> [WHAT IS EXPECTED]
Reproduce every line in the listing that contains the word "sound".
**** RECORDS FOR PROCESSING
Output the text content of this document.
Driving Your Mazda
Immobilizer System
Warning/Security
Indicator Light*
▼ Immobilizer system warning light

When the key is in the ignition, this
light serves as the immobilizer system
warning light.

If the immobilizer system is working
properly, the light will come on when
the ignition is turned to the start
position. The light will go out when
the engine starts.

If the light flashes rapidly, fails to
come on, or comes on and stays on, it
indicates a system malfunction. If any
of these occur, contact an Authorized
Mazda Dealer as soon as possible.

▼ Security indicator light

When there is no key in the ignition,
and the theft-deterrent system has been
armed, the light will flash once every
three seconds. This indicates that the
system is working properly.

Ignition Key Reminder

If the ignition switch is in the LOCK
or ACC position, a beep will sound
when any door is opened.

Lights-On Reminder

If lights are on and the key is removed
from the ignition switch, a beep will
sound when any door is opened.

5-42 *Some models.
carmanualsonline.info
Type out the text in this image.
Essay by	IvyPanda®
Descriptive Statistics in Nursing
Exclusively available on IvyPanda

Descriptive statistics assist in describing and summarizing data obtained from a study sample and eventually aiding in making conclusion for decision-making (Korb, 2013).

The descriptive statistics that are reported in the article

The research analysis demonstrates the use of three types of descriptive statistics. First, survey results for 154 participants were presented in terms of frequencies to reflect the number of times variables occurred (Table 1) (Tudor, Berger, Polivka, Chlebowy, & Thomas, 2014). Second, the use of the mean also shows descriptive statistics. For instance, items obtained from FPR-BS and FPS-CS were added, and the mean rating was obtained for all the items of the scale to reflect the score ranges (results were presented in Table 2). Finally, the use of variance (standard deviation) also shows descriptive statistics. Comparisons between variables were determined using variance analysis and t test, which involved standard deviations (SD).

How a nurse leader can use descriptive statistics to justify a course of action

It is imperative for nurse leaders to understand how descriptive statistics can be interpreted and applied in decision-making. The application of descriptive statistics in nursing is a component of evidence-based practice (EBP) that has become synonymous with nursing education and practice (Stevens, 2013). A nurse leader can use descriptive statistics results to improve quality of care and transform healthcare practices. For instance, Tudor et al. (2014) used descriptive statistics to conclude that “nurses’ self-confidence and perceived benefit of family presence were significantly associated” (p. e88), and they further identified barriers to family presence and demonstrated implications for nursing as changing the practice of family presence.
********
> [COMPLETE RESPONSE]
or ACC position, a beep will sound
sound when any door is opened.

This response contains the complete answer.